◆ SET TASK
Work out the number of lines in the records that include the word "subscript"; reply with that number alone.
>> BEGIN
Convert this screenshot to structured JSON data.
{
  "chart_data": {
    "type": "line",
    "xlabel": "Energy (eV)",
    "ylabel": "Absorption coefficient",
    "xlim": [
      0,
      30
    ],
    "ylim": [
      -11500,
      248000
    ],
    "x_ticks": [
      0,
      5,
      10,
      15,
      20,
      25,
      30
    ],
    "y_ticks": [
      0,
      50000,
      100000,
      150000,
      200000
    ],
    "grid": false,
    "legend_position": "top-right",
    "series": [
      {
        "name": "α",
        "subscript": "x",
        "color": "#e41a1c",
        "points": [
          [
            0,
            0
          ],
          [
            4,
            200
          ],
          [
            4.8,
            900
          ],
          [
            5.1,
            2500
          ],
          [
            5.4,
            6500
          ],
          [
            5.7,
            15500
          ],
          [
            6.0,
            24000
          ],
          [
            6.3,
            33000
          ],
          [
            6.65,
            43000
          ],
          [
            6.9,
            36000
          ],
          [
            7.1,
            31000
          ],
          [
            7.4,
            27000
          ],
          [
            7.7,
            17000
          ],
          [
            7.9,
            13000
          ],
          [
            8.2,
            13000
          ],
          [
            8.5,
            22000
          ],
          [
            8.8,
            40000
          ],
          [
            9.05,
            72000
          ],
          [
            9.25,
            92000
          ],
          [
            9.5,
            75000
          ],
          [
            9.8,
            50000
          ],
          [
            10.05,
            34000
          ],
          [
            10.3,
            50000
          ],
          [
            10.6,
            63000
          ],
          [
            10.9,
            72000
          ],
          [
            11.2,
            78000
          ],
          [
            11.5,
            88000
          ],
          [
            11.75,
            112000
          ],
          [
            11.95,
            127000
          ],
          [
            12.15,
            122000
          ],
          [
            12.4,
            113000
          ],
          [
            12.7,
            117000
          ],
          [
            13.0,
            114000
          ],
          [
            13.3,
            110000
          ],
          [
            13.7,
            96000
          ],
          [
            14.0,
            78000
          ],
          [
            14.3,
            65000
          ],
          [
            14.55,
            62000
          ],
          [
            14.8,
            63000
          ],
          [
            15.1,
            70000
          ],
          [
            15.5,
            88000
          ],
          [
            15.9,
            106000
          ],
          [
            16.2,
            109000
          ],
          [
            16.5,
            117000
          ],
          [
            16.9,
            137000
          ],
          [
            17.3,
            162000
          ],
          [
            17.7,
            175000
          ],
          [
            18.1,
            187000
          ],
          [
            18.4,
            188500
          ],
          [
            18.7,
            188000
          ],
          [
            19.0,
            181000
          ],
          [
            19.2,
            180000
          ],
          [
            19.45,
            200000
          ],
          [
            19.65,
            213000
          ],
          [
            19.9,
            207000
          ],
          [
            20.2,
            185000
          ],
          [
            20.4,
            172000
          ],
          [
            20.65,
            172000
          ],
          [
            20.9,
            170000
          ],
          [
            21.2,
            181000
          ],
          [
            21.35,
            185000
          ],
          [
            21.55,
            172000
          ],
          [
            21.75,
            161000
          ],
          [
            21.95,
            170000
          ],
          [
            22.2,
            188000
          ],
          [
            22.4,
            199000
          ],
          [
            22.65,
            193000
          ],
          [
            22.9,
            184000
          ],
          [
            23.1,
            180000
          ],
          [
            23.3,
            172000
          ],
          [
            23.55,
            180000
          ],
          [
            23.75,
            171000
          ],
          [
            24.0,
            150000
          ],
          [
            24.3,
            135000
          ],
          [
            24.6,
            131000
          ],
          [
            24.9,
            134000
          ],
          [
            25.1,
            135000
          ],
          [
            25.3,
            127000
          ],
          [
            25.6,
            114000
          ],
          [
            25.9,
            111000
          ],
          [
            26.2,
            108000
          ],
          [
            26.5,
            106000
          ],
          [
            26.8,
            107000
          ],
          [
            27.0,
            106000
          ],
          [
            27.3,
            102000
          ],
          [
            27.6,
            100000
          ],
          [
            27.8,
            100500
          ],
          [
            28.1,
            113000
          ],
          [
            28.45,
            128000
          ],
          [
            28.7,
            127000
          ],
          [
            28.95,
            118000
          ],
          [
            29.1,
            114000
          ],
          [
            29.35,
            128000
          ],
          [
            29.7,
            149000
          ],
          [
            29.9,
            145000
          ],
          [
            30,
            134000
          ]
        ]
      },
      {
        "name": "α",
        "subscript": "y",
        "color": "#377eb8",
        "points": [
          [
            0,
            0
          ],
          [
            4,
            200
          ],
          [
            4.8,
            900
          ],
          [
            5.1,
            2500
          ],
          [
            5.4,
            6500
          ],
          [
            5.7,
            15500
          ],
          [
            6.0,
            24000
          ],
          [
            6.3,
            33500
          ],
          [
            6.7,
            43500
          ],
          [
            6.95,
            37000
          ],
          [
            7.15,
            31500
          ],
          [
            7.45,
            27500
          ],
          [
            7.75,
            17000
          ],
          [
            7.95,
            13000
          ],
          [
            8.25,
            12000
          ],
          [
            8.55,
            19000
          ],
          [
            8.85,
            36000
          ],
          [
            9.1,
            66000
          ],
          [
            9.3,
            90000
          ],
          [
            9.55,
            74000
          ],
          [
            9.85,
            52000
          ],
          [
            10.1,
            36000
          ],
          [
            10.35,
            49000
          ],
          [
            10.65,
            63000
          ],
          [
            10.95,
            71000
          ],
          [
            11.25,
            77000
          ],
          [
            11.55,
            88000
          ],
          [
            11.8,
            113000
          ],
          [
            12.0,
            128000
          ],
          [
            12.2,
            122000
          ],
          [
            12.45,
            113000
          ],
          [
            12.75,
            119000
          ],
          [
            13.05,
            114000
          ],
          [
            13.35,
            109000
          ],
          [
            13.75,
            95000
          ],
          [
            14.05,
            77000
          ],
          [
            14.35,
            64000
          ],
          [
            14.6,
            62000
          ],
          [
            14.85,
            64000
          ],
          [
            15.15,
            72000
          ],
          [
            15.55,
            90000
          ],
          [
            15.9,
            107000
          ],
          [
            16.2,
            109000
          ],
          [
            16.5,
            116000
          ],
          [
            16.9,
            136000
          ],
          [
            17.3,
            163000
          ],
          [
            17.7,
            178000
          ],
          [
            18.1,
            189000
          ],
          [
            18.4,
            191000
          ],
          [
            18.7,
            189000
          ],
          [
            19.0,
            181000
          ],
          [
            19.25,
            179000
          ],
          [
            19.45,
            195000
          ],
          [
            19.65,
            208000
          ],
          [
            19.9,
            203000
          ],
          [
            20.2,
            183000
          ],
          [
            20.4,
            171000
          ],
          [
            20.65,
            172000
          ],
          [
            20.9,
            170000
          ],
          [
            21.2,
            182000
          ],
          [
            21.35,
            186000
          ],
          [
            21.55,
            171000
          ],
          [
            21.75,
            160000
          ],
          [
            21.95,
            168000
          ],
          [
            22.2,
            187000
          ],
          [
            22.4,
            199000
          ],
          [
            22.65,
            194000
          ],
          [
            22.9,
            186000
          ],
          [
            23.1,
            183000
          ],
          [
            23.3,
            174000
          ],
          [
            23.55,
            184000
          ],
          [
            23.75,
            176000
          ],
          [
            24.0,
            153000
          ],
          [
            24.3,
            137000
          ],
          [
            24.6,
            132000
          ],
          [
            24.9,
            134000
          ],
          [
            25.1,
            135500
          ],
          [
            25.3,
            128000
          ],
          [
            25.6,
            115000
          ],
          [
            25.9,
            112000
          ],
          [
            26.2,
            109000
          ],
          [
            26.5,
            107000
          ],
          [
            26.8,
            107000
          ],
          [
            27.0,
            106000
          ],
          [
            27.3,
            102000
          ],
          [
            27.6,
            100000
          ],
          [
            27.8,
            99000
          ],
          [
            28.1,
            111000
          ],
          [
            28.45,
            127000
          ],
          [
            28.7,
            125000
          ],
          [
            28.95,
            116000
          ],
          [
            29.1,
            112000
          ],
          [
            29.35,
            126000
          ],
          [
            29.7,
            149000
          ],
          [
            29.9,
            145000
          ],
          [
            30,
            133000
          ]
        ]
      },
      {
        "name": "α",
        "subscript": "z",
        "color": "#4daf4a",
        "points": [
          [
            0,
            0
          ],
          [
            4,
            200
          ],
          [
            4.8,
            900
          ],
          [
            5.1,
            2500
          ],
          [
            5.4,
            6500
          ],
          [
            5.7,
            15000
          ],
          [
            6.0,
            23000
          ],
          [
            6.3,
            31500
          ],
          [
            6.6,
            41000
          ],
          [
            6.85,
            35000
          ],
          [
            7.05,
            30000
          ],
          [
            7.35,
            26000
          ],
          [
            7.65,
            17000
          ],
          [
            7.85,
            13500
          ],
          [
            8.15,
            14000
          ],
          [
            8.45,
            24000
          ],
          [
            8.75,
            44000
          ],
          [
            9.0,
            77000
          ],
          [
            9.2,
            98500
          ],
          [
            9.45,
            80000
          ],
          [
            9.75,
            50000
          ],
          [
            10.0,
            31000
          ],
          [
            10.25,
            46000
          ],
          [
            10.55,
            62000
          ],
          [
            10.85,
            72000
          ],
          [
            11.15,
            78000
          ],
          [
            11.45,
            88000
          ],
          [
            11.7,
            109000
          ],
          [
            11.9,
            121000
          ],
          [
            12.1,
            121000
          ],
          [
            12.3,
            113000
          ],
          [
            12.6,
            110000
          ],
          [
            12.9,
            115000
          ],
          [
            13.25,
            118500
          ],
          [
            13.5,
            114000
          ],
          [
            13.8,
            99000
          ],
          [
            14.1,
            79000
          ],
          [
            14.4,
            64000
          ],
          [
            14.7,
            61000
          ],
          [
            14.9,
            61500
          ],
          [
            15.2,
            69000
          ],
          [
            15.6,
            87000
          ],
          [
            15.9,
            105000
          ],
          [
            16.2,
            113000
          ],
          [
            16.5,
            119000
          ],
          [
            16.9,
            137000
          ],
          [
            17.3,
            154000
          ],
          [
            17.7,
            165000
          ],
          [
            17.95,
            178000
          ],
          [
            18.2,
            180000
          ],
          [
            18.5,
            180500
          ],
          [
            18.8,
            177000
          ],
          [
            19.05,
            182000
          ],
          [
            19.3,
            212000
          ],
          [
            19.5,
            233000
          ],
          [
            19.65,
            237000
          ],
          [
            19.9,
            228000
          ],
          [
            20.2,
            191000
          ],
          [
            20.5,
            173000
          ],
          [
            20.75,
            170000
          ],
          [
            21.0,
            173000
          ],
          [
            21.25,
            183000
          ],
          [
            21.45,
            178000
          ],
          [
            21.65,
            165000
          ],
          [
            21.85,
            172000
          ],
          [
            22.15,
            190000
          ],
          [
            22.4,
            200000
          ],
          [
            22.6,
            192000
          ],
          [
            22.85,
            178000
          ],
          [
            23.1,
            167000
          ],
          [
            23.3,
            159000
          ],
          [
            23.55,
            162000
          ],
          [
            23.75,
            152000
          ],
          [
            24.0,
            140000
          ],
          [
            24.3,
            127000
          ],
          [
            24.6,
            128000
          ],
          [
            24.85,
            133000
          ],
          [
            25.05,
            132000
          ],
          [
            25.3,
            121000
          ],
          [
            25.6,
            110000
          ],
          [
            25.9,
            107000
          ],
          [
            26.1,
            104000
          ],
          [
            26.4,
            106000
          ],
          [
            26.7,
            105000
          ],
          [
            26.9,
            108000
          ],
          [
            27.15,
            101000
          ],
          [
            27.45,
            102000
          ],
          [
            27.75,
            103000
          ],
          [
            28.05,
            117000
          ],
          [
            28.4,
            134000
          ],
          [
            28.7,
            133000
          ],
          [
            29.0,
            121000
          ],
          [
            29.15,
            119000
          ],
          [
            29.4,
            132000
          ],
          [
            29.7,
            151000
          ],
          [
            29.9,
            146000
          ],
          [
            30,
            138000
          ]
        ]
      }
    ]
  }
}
>> END
◆ COMPLETE ANSWER
3